[INPUT ROWS]
····················

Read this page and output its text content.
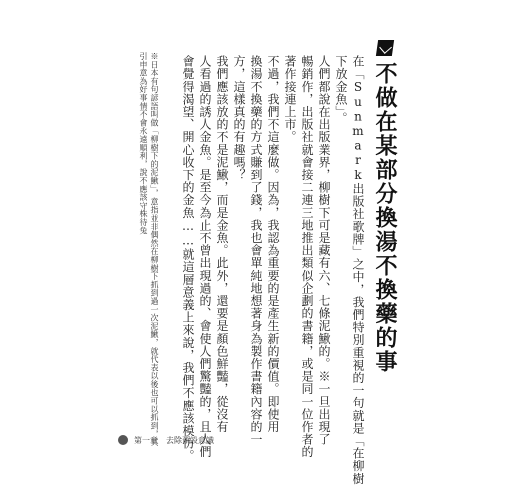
不做在某部分換湯不換藥的事
在「Sunmark出版社歌牌」之中，我們特別重視的一句就是「在柳樹
下放金魚」。
人們都說在出版業界，柳樹下可是藏有六、七條泥鰍的。※一旦出現了
暢銷作，出版社就會接二連三地推出類似企劃的書籍，或是同一位作者的
著作接連上市。
不過，我們不這麼做。因為，我認為重要的是產生新的價值。即使用
換湯不換藥的方式賺到了錢，我也會單純地想著身為製作書籍內容的一
方，這樣真的有趣嗎？
我們應該放的不是泥鰍，而是金魚。此外，還要是顏色鮮豔，從沒有
人看過的誘人金魚。是至今為止不曾出現過的、會使人們驚豔的，且人們
會覺得渴望、開心收下的金魚……就這層意義上來說，我們不應該模仿。
※日本有句諺語叫做「柳樹下的泥鰍」，意指並非偶然在柳樹下抓到過一次泥鰍，就代表以後也可以抓到，其
引申意為好事情不會永遠順利，說不應該守株待兔
第一章　去除預設意識
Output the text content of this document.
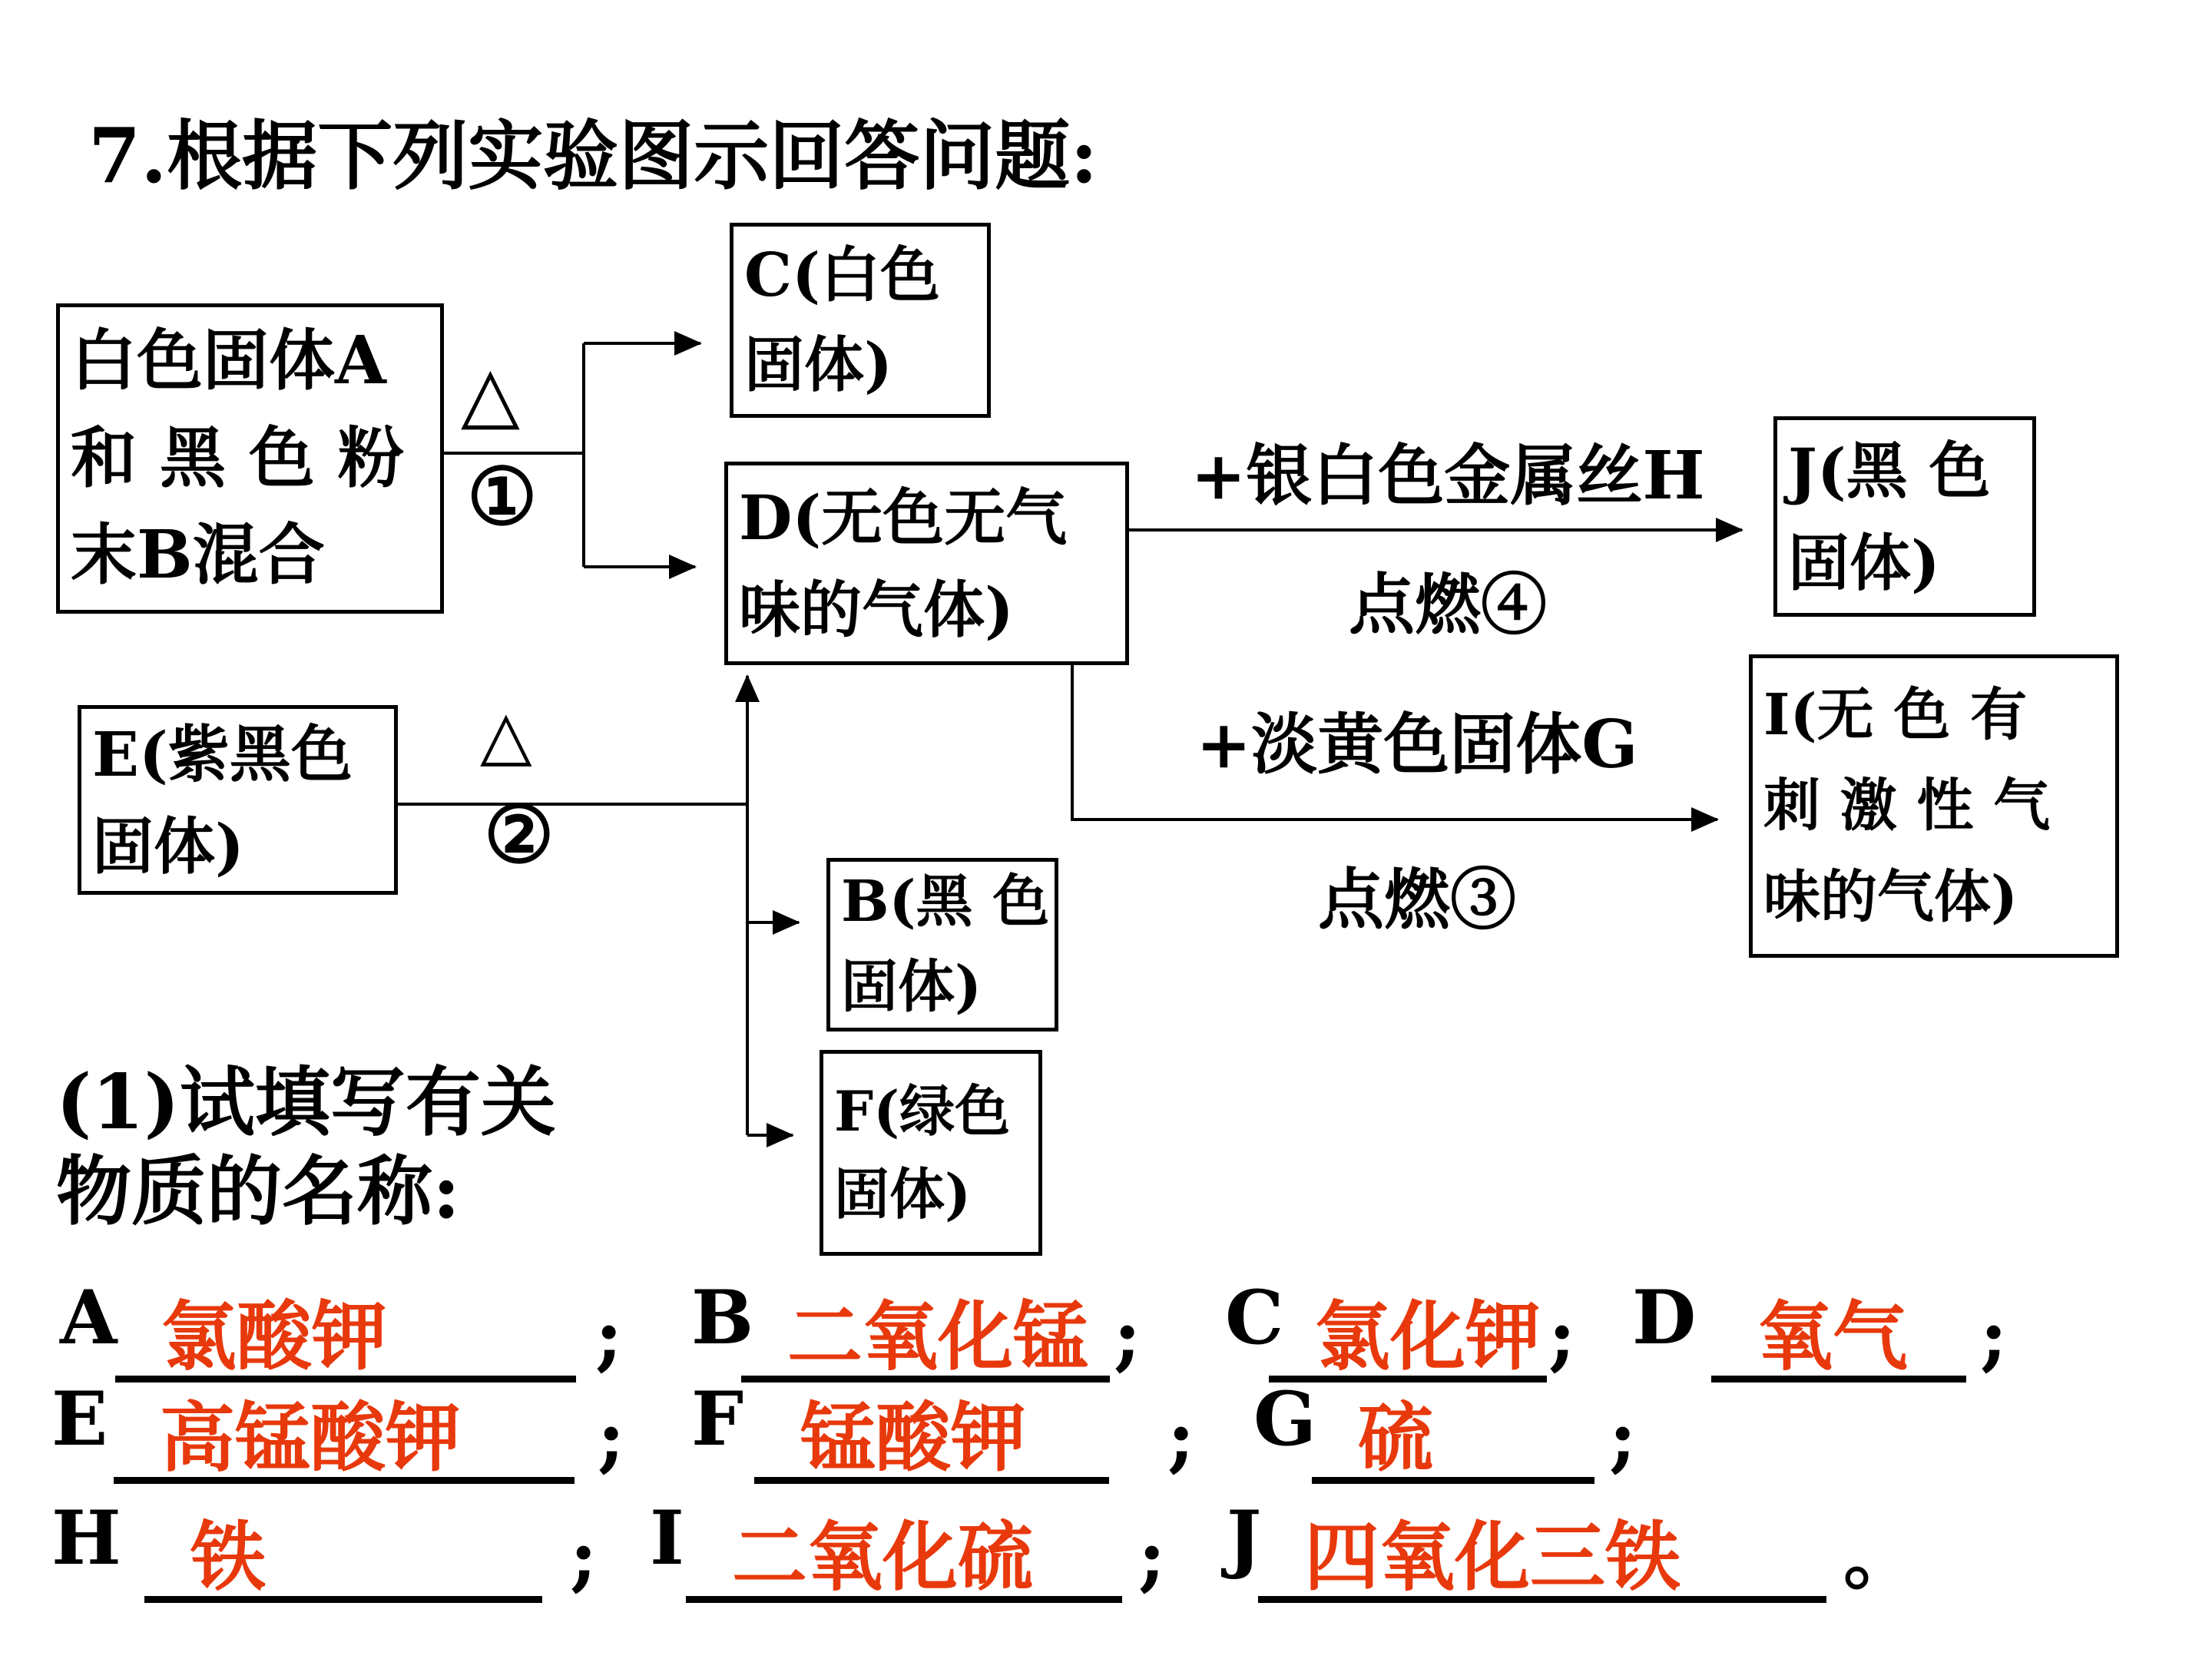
7.根据下列实验图示回答问题:
白色固体A
和 黑 色 粉
末B混合
C(白色
固体)
D(无色无气
味的气体)
J(黑 色
固体)
E(紫黑色
固体)
I(无 色 有
刺 激 性 气
味的气体)
B(黑 色
固体)
F(绿色
固体)
△
①
△
②
+银白色金属丝H
点燃④
+淡黄色固体G
点燃③
(1)试填写有关
物质的名称:
A 氯酸钾	; B 二氧化锰 ; C 氯化钾 ; D 氧气 ;
E 高锰酸钾 ; F 锰酸钾 ; G 硫 ;
H 铁	; I 二氧化硫 ; J 四氧化三铁 。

····················

[REQUIREMENT] Reproduce the listing above exactly, excluding all pictures.

[ANSWER TO THE PROBLEM]
Read this page and output its text content.
不做在某部分換湯不換藥的事
在「Sunmark出版社歌牌」之中，我們特別重視的一句就是「在柳樹
下放金魚」。
人們都說在出版業界，柳樹下可是藏有六、七條泥鰍的。※一旦出現了
暢銷作，出版社就會接二連三地推出類似企劃的書籍，或是同一位作者的
著作接連上市。
不過，我們不這麼做。因為，我認為重要的是產生新的價值。即使用
換湯不換藥的方式賺到了錢，我也會單純地想著身為製作書籍內容的一
方，這樣真的有趣嗎？
我們應該放的不是泥鰍，而是金魚。此外，還要是顏色鮮豔，從沒有
人看過的誘人金魚。是至今為止不曾出現過的、會使人們驚豔的，且人們
會覺得渴望、開心收下的金魚……就這層意義上來說，我們不應該模仿。
※日本有句諺語叫做「柳樹下的泥鰍」，意指並非偶然在柳樹下抓到過一次泥鰍，就代表以後也可以抓到，其
引申意為好事情不會永遠順利，說不應該守株待兔
第一章　去除預設意識
Output the text content of this document.
7.根据下列实验图示回答问题:
白色固体A
和 黑 色 粉
末B混合
C(白色
固体)
D(无色无气
味的气体)
J(黑 色
固体)
E(紫黑色
固体)
I(无 色 有
刺 激 性 气
味的气体)
B(黑 色
固体)
F(绿色
固体)
△
①
△
②
+银白色金属丝H
点燃④
+淡黄色固体G
点燃③
(1)试填写有关
物质的名称:
A 氯酸钾	; B 二氧化锰 ; C 氯化钾 ; D 氧气 ;
E 高锰酸钾 ; F 锰酸钾 ; G 硫 ;
H 铁	; I 二氧化硫 ; J 四氧化三铁 。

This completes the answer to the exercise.